> [TASK PROMPT] Write out the material exactly, without any of its pictures.

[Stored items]
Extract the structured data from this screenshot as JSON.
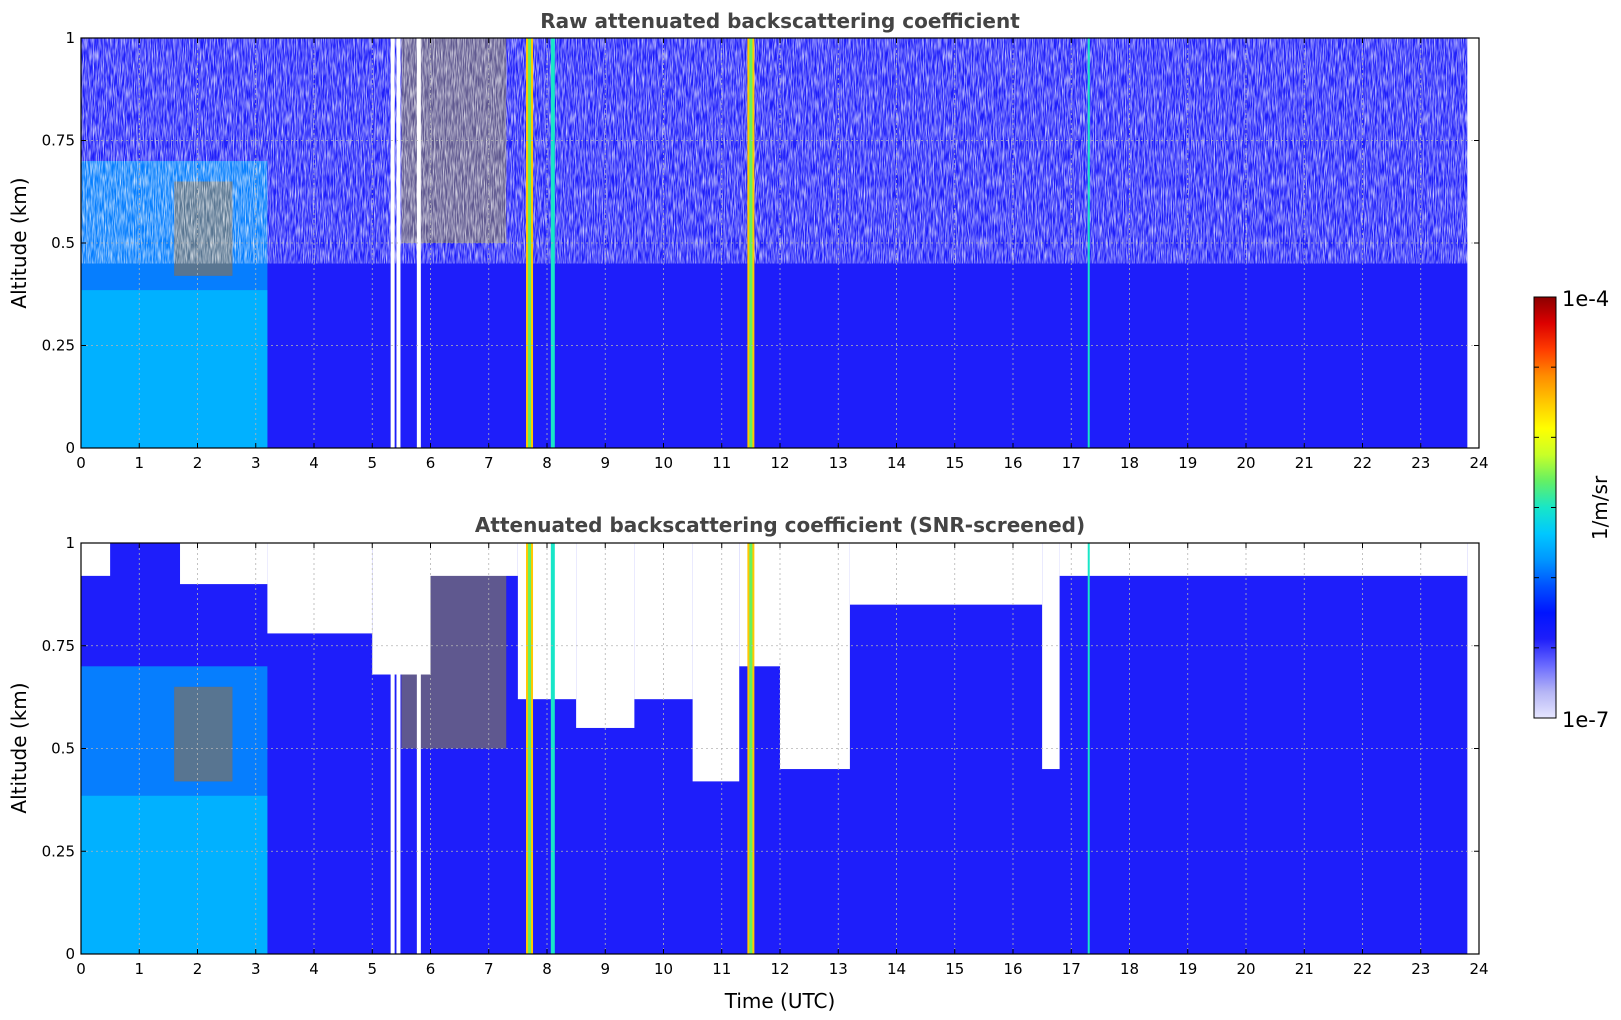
{
  "chart_data": [
    {
      "type": "heatmap",
      "title": "Raw attenuated backscattering coefficient",
      "xlabel": "",
      "ylabel": "Altitude (km)",
      "xlim": [
        0,
        24
      ],
      "ylim": [
        0,
        1
      ],
      "x_ticks": [
        "0",
        "1",
        "2",
        "3",
        "4",
        "5",
        "6",
        "7",
        "8",
        "9",
        "10",
        "11",
        "12",
        "13",
        "14",
        "15",
        "16",
        "17",
        "18",
        "19",
        "20",
        "21",
        "22",
        "23",
        "24"
      ],
      "y_ticks": [
        "0",
        "0.25",
        "0.5",
        "0.75",
        "1"
      ],
      "grid": true,
      "screened": false,
      "features": [
        {
          "label": "aerosol layer",
          "time_start": 0.0,
          "time_end": 3.2,
          "alt_top": 0.7
        },
        {
          "label": "elevated aerosol / cloud",
          "time_start": 1.6,
          "time_end": 2.6,
          "alt_bottom": 0.42,
          "alt_top": 0.65
        },
        {
          "label": "elevated aerosol / cloud",
          "time_start": 5.5,
          "time_end": 7.3,
          "alt_bottom": 0.5,
          "alt_top": 1.0
        },
        {
          "label": "strong vertical streak",
          "time": 7.7
        },
        {
          "label": "vertical streak",
          "time": 8.1
        },
        {
          "label": "strong vertical streak",
          "time": 11.5
        },
        {
          "label": "thin vertical streak",
          "time": 17.3
        },
        {
          "label": "no-data gaps",
          "times": [
            5.35,
            5.45,
            5.8
          ]
        }
      ]
    },
    {
      "type": "heatmap",
      "title": "Attenuated backscattering coefficient (SNR-screened)",
      "xlabel": "Time (UTC)",
      "ylabel": "Altitude (km)",
      "xlim": [
        0,
        24
      ],
      "ylim": [
        0,
        1
      ],
      "x_ticks": [
        "0",
        "1",
        "2",
        "3",
        "4",
        "5",
        "6",
        "7",
        "8",
        "9",
        "10",
        "11",
        "12",
        "13",
        "14",
        "15",
        "16",
        "17",
        "18",
        "19",
        "20",
        "21",
        "22",
        "23",
        "24"
      ],
      "y_ticks": [
        "0",
        "0.25",
        "0.5",
        "0.75",
        "1"
      ],
      "grid": true,
      "screened": true,
      "features": [
        {
          "label": "aerosol layer",
          "time_start": 0.0,
          "time_end": 3.2,
          "alt_top": 0.7
        },
        {
          "label": "elevated aerosol / cloud",
          "time_start": 1.6,
          "time_end": 2.6,
          "alt_bottom": 0.42,
          "alt_top": 0.65
        },
        {
          "label": "elevated aerosol / cloud",
          "time_start": 5.5,
          "time_end": 7.3,
          "alt_bottom": 0.5,
          "alt_top": 1.0
        },
        {
          "label": "strong vertical streak",
          "time": 7.7
        },
        {
          "label": "vertical streak",
          "time": 8.1
        },
        {
          "label": "strong vertical streak",
          "time": 11.5
        },
        {
          "label": "thin vertical streak",
          "time": 17.3
        },
        {
          "label": "no-data gaps",
          "times": [
            5.35,
            5.45,
            5.8
          ]
        }
      ],
      "screened_profile": [
        {
          "time_start": 0.0,
          "time_end": 0.5,
          "alt_top": 0.92
        },
        {
          "time_start": 0.5,
          "time_end": 1.7,
          "alt_top": 1.0
        },
        {
          "time_start": 1.7,
          "time_end": 3.2,
          "alt_top": 0.9
        },
        {
          "time_start": 3.2,
          "time_end": 5.0,
          "alt_top": 0.78
        },
        {
          "time_start": 5.0,
          "time_end": 6.0,
          "alt_top": 0.68
        },
        {
          "time_start": 6.0,
          "time_end": 7.5,
          "alt_top": 0.92
        },
        {
          "time_start": 7.5,
          "time_end": 8.5,
          "alt_top": 0.62
        },
        {
          "time_start": 8.5,
          "time_end": 9.5,
          "alt_top": 0.55
        },
        {
          "time_start": 9.5,
          "time_end": 10.5,
          "alt_top": 0.62
        },
        {
          "time_start": 10.5,
          "time_end": 11.3,
          "alt_top": 0.42
        },
        {
          "time_start": 11.3,
          "time_end": 12.0,
          "alt_top": 0.7
        },
        {
          "time_start": 12.0,
          "time_end": 13.2,
          "alt_top": 0.45
        },
        {
          "time_start": 13.2,
          "time_end": 16.5,
          "alt_top": 0.85
        },
        {
          "time_start": 16.5,
          "time_end": 16.8,
          "alt_top": 0.45
        },
        {
          "time_start": 16.8,
          "time_end": 23.8,
          "alt_top": 0.92
        }
      ]
    }
  ],
  "colorbar": {
    "label": "1/m/sr",
    "max_label": "1e-4",
    "min_label": "1e-7",
    "min": 1e-07,
    "max": 0.0001,
    "scale": "log",
    "colormap": [
      "#e6e6ff",
      "#b4b4f5",
      "#6a6aff",
      "#1e1efa",
      "#0014ff",
      "#0050ff",
      "#0096ff",
      "#00c8ff",
      "#18e6c8",
      "#64f064",
      "#c8ff28",
      "#ffff00",
      "#ffc800",
      "#ff8c00",
      "#ff3c00",
      "#dc0000",
      "#8c0000"
    ]
  }
}
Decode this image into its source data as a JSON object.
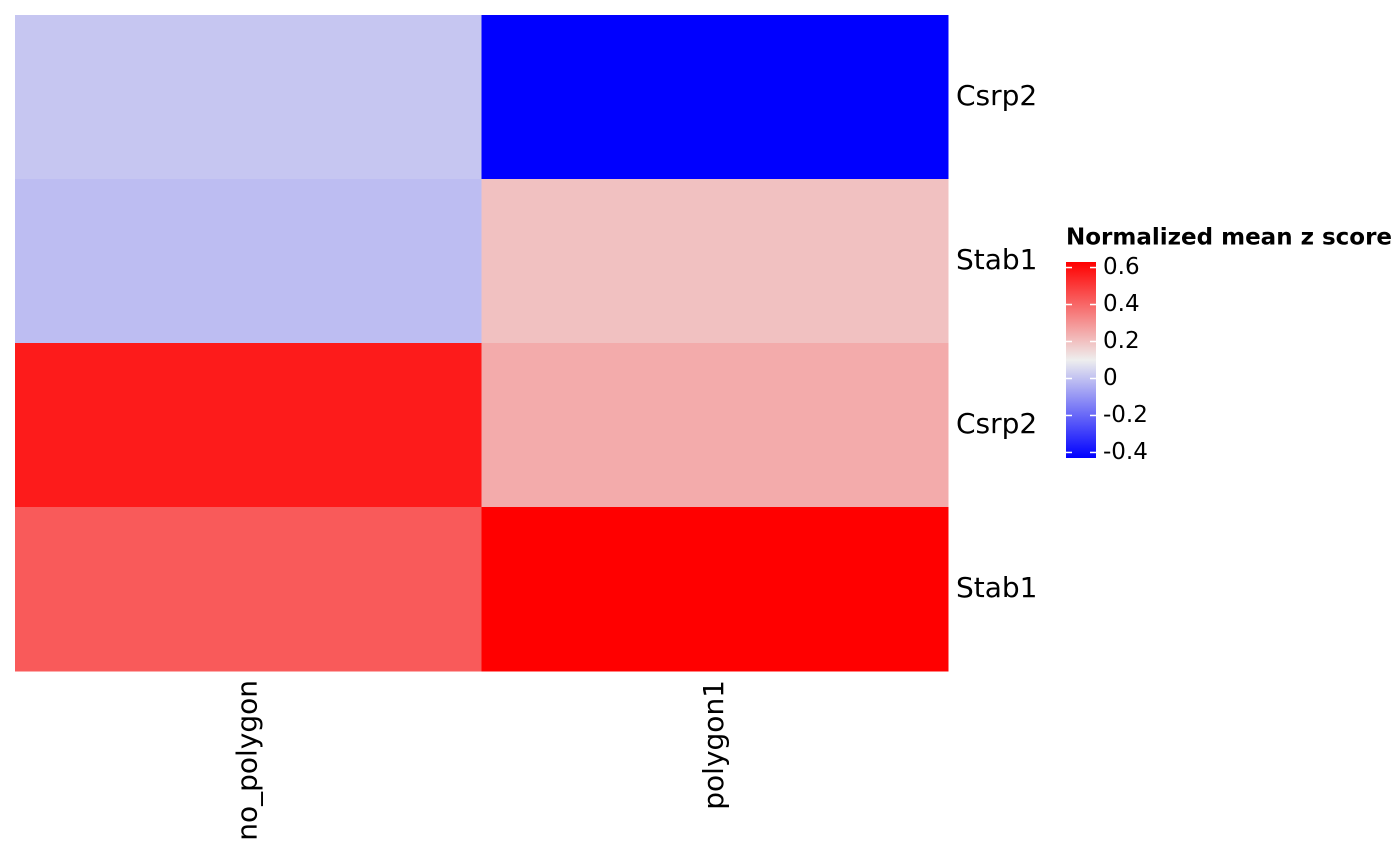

> [ANSWER BELOW]
Extract the structured data from this screenshot as JSON.
{
  "chart_data": [
    {
      "type": "heatmap",
      "title": "Raw attenuated backscattering coefficient",
      "xlabel": "",
      "ylabel": "Altitude (km)",
      "xlim": [
        0,
        24
      ],
      "ylim": [
        0,
        1
      ],
      "x_ticks": [
        "0",
        "1",
        "2",
        "3",
        "4",
        "5",
        "6",
        "7",
        "8",
        "9",
        "10",
        "11",
        "12",
        "13",
        "14",
        "15",
        "16",
        "17",
        "18",
        "19",
        "20",
        "21",
        "22",
        "23",
        "24"
      ],
      "y_ticks": [
        "0",
        "0.25",
        "0.5",
        "0.75",
        "1"
      ],
      "grid": true,
      "screened": false,
      "features": [
        {
          "label": "aerosol layer",
          "time_start": 0.0,
          "time_end": 3.2,
          "alt_top": 0.7
        },
        {
          "label": "elevated aerosol / cloud",
          "time_start": 1.6,
          "time_end": 2.6,
          "alt_bottom": 0.42,
          "alt_top": 0.65
        },
        {
          "label": "elevated aerosol / cloud",
          "time_start": 5.5,
          "time_end": 7.3,
          "alt_bottom": 0.5,
          "alt_top": 1.0
        },
        {
          "label": "strong vertical streak",
          "time": 7.7
        },
        {
          "label": "vertical streak",
          "time": 8.1
        },
        {
          "label": "strong vertical streak",
          "time": 11.5
        },
        {
          "label": "thin vertical streak",
          "time": 17.3
        },
        {
          "label": "no-data gaps",
          "times": [
            5.35,
            5.45,
            5.8
          ]
        }
      ]
    },
    {
      "type": "heatmap",
      "title": "Attenuated backscattering coefficient (SNR-screened)",
      "xlabel": "Time (UTC)",
      "ylabel": "Altitude (km)",
      "xlim": [
        0,
        24
      ],
      "ylim": [
        0,
        1
      ],
      "x_ticks": [
        "0",
        "1",
        "2",
        "3",
        "4",
        "5",
        "6",
        "7",
        "8",
        "9",
        "10",
        "11",
        "12",
        "13",
        "14",
        "15",
        "16",
        "17",
        "18",
        "19",
        "20",
        "21",
        "22",
        "23",
        "24"
      ],
      "y_ticks": [
        "0",
        "0.25",
        "0.5",
        "0.75",
        "1"
      ],
      "grid": true,
      "screened": true,
      "features": [
        {
          "label": "aerosol layer",
          "time_start": 0.0,
          "time_end": 3.2,
          "alt_top": 0.7
        },
        {
          "label": "elevated aerosol / cloud",
          "time_start": 1.6,
          "time_end": 2.6,
          "alt_bottom": 0.42,
          "alt_top": 0.65
        },
        {
          "label": "elevated aerosol / cloud",
          "time_start": 5.5,
          "time_end": 7.3,
          "alt_bottom": 0.5,
          "alt_top": 1.0
        },
        {
          "label": "strong vertical streak",
          "time": 7.7
        },
        {
          "label": "vertical streak",
          "time": 8.1
        },
        {
          "label": "strong vertical streak",
          "time": 11.5
        },
        {
          "label": "thin vertical streak",
          "time": 17.3
        },
        {
          "label": "no-data gaps",
          "times": [
            5.35,
            5.45,
            5.8
          ]
        }
      ],
      "screened_profile": [
        {
          "time_start": 0.0,
          "time_end": 0.5,
          "alt_top": 0.92
        },
        {
          "time_start": 0.5,
          "time_end": 1.7,
          "alt_top": 1.0
        },
        {
          "time_start": 1.7,
          "time_end": 3.2,
          "alt_top": 0.9
        },
        {
          "time_start": 3.2,
          "time_end": 5.0,
          "alt_top": 0.78
        },
        {
          "time_start": 5.0,
          "time_end": 6.0,
          "alt_top": 0.68
        },
        {
          "time_start": 6.0,
          "time_end": 7.5,
          "alt_top": 0.92
        },
        {
          "time_start": 7.5,
          "time_end": 8.5,
          "alt_top": 0.62
        },
        {
          "time_start": 8.5,
          "time_end": 9.5,
          "alt_top": 0.55
        },
        {
          "time_start": 9.5,
          "time_end": 10.5,
          "alt_top": 0.62
        },
        {
          "time_start": 10.5,
          "time_end": 11.3,
          "alt_top": 0.42
        },
        {
          "time_start": 11.3,
          "time_end": 12.0,
          "alt_top": 0.7
        },
        {
          "time_start": 12.0,
          "time_end": 13.2,
          "alt_top": 0.45
        },
        {
          "time_start": 13.2,
          "time_end": 16.5,
          "alt_top": 0.85
        },
        {
          "time_start": 16.5,
          "time_end": 16.8,
          "alt_top": 0.45
        },
        {
          "time_start": 16.8,
          "time_end": 23.8,
          "alt_top": 0.92
        }
      ]
    }
  ],
  "colorbar": {
    "label": "1/m/sr",
    "max_label": "1e-4",
    "min_label": "1e-7",
    "min": 1e-07,
    "max": 0.0001,
    "scale": "log",
    "colormap": [
      "#e6e6ff",
      "#b4b4f5",
      "#6a6aff",
      "#1e1efa",
      "#0014ff",
      "#0050ff",
      "#0096ff",
      "#00c8ff",
      "#18e6c8",
      "#64f064",
      "#c8ff28",
      "#ffff00",
      "#ffc800",
      "#ff8c00",
      "#ff3c00",
      "#dc0000",
      "#8c0000"
    ]
  }
}
Decode this image into its source data as a JSON object.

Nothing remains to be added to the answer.